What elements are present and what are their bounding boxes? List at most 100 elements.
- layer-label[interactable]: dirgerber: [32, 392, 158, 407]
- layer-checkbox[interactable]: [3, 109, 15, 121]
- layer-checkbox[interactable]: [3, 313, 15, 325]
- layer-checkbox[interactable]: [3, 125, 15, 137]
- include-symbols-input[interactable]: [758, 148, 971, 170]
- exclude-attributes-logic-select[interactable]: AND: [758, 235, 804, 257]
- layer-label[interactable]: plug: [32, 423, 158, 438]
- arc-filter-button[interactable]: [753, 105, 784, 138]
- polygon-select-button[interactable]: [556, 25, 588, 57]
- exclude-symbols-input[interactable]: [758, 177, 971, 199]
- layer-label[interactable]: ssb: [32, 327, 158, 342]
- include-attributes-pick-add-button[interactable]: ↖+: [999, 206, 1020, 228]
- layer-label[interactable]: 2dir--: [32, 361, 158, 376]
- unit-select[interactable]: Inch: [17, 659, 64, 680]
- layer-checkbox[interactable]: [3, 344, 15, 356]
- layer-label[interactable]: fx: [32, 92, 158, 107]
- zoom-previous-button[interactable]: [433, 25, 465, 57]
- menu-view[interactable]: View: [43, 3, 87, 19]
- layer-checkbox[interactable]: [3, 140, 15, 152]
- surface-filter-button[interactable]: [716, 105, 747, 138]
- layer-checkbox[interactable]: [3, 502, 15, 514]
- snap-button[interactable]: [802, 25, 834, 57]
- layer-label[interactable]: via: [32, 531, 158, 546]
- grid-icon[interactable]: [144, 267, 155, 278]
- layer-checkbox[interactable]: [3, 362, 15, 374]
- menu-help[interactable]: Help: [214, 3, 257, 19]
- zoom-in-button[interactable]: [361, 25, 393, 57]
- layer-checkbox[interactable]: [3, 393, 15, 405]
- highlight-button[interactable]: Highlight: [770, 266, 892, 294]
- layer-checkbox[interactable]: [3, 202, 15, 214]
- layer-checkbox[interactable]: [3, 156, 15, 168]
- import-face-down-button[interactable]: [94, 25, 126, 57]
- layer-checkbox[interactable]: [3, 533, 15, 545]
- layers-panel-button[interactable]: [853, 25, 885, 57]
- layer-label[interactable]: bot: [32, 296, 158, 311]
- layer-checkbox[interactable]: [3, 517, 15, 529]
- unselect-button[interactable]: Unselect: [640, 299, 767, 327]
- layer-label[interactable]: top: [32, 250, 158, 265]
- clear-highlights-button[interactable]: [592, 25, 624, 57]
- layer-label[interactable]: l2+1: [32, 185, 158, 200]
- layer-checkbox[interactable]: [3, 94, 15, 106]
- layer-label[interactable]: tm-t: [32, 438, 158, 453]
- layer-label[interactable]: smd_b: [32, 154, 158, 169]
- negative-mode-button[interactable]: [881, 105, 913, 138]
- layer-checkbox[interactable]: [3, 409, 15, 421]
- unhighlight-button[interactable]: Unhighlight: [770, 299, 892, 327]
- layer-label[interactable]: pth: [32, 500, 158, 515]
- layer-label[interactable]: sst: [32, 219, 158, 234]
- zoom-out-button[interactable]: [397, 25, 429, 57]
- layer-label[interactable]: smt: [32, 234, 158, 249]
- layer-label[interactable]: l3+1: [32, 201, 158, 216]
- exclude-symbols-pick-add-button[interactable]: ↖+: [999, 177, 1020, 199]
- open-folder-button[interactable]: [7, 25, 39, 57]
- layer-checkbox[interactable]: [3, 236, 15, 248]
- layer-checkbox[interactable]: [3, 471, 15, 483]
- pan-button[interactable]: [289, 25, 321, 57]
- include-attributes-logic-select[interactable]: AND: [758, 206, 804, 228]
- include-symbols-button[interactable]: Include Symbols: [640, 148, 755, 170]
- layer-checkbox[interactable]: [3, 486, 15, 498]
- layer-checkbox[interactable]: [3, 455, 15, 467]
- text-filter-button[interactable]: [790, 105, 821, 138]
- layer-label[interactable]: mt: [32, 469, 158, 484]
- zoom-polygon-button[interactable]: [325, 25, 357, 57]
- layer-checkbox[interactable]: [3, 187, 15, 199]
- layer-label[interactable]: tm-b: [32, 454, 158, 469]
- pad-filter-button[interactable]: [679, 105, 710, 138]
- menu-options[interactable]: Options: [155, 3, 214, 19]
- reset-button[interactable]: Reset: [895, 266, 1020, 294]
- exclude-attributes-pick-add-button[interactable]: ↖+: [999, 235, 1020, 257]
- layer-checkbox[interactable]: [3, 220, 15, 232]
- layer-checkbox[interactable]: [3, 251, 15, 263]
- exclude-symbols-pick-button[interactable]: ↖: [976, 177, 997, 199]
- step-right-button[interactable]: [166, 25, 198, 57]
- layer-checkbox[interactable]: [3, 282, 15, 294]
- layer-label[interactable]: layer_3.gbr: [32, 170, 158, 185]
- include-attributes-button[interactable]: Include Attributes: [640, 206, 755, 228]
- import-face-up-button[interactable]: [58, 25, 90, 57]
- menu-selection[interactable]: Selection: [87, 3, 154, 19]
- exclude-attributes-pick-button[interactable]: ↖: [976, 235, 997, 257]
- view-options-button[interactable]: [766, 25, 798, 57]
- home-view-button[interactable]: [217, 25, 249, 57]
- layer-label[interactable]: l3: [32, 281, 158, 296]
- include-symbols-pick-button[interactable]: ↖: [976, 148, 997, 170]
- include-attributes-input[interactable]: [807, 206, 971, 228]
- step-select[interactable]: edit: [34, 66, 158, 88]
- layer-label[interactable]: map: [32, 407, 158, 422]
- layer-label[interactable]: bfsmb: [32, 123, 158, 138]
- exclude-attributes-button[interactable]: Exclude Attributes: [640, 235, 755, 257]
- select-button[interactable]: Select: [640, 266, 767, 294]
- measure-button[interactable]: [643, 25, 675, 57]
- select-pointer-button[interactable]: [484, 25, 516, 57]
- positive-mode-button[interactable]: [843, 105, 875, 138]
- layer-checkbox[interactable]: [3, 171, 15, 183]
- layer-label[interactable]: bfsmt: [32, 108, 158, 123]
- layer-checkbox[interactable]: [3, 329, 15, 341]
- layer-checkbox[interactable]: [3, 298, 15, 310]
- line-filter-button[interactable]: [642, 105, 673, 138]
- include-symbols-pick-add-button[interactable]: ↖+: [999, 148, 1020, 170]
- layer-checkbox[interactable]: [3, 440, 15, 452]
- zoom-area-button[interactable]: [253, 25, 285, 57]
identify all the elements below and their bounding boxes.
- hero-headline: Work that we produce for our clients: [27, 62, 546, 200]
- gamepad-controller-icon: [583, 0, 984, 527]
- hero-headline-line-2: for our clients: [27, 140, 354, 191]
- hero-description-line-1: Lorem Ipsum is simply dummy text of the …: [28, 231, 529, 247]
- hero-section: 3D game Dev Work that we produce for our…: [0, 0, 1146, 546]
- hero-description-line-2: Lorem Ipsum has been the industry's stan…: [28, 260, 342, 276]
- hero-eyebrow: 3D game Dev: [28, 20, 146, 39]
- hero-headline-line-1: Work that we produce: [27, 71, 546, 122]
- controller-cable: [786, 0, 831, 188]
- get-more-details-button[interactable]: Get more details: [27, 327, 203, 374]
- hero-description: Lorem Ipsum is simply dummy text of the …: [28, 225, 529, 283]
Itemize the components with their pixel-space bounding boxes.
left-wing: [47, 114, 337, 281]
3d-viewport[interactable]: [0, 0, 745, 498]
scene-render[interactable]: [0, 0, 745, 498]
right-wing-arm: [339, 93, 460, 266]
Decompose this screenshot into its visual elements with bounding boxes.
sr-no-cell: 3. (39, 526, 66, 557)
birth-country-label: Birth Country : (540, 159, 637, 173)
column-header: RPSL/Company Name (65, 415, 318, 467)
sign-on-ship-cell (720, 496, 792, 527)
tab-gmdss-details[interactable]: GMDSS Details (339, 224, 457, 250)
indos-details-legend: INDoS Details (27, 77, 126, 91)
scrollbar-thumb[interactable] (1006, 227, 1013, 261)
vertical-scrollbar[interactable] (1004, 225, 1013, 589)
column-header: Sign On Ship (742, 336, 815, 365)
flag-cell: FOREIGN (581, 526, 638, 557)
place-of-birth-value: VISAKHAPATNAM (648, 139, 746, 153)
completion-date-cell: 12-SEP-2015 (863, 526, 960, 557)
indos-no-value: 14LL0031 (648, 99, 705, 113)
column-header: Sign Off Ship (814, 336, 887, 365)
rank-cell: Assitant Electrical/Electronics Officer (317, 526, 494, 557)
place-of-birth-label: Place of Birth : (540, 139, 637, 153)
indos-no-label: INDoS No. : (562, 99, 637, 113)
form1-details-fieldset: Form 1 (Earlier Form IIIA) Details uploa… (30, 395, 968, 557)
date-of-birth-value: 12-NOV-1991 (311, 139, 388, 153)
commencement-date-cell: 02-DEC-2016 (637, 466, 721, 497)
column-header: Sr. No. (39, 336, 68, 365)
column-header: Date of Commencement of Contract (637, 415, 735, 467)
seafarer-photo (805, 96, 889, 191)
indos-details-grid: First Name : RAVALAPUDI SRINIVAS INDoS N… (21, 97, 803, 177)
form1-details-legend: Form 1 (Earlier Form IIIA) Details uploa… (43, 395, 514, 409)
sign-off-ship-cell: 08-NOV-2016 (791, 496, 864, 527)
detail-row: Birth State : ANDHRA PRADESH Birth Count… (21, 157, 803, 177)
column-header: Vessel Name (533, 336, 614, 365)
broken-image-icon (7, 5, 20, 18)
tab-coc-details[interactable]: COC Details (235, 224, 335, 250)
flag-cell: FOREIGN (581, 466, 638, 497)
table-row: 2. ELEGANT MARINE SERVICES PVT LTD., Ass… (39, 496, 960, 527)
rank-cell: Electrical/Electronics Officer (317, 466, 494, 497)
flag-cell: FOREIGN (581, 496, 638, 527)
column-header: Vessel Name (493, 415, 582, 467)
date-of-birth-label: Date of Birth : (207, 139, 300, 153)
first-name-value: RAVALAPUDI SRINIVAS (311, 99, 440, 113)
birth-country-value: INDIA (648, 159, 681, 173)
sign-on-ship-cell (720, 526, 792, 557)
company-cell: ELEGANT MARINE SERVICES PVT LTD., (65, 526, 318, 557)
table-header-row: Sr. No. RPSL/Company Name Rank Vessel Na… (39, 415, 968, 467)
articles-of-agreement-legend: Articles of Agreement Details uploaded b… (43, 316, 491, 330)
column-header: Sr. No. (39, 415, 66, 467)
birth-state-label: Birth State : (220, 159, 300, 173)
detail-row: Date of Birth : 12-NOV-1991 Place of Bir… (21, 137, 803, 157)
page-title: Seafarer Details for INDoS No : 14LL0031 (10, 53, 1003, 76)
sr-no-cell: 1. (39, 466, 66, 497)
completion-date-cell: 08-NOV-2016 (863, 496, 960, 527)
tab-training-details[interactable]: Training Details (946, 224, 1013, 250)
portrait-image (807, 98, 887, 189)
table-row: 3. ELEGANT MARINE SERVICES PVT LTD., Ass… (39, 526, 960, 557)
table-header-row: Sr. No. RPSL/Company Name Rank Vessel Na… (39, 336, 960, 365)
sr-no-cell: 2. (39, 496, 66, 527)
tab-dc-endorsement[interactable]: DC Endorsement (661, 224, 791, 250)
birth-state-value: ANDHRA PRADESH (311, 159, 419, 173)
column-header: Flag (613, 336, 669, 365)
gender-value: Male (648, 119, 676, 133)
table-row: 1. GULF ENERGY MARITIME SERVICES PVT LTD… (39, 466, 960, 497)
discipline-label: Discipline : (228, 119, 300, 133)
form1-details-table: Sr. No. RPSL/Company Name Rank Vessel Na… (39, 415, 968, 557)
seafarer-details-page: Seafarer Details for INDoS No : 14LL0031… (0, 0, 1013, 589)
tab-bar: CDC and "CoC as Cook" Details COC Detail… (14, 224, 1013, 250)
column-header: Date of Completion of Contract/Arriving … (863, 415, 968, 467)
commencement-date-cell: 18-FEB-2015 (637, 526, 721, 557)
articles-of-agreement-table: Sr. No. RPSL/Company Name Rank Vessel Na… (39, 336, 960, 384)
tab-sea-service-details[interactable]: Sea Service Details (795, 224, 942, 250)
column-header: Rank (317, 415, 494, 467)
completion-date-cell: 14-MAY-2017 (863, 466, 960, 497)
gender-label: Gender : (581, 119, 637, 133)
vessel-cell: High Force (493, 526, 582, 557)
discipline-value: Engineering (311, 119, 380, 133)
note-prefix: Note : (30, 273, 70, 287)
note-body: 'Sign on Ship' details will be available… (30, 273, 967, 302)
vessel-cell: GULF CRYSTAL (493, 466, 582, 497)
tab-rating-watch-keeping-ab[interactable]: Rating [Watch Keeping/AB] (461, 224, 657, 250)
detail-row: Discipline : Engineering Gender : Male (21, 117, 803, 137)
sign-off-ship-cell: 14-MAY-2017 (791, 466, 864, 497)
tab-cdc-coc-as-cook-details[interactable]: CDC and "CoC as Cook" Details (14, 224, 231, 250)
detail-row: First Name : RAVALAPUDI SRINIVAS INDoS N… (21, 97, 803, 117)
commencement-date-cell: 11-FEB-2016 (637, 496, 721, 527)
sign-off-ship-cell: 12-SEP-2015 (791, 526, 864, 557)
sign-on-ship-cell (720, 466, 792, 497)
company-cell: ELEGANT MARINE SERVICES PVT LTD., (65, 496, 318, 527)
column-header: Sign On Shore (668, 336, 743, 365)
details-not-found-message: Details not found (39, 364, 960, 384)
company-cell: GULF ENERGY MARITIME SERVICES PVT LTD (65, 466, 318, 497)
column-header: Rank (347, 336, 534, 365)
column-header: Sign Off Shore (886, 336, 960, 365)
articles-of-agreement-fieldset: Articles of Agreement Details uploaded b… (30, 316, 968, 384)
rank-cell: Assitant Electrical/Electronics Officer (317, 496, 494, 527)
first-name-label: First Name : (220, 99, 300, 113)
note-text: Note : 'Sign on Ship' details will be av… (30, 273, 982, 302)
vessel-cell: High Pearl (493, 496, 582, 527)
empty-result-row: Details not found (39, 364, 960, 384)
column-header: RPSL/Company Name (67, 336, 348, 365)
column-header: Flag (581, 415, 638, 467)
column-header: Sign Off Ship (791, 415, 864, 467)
___
Objective — Reproduce the rows word for word, from the first line of the rows through the line holding "266, 892, 294]", including both.

Finished answer —
What elements are present and what are their bounding boxes? List at most 100 elements.
- layer-label[interactable]: dirgerber: [32, 392, 158, 407]
- layer-checkbox[interactable]: [3, 109, 15, 121]
- layer-checkbox[interactable]: [3, 313, 15, 325]
- layer-checkbox[interactable]: [3, 125, 15, 137]
- include-symbols-input[interactable]: [758, 148, 971, 170]
- exclude-attributes-logic-select[interactable]: AND: [758, 235, 804, 257]
- layer-label[interactable]: plug: [32, 423, 158, 438]
- arc-filter-button[interactable]: [753, 105, 784, 138]
- polygon-select-button[interactable]: [556, 25, 588, 57]
- exclude-symbols-input[interactable]: [758, 177, 971, 199]
- layer-label[interactable]: ssb: [32, 327, 158, 342]
- include-attributes-pick-add-button[interactable]: ↖+: [999, 206, 1020, 228]
- layer-label[interactable]: 2dir--: [32, 361, 158, 376]
- unit-select[interactable]: Inch: [17, 659, 64, 680]
- layer-checkbox[interactable]: [3, 344, 15, 356]
- layer-label[interactable]: fx: [32, 92, 158, 107]
- zoom-previous-button[interactable]: [433, 25, 465, 57]
- menu-view[interactable]: View: [43, 3, 87, 19]
- layer-checkbox[interactable]: [3, 140, 15, 152]
- surface-filter-button[interactable]: [716, 105, 747, 138]
- layer-checkbox[interactable]: [3, 502, 15, 514]
- snap-button[interactable]: [802, 25, 834, 57]
- layer-label[interactable]: via: [32, 531, 158, 546]
- grid-icon[interactable]: [144, 267, 155, 278]
- layer-checkbox[interactable]: [3, 362, 15, 374]
- menu-help[interactable]: Help: [214, 3, 257, 19]
- zoom-in-button[interactable]: [361, 25, 393, 57]
- layer-checkbox[interactable]: [3, 393, 15, 405]
- highlight-button[interactable]: Highlight: [770, 266, 892, 294]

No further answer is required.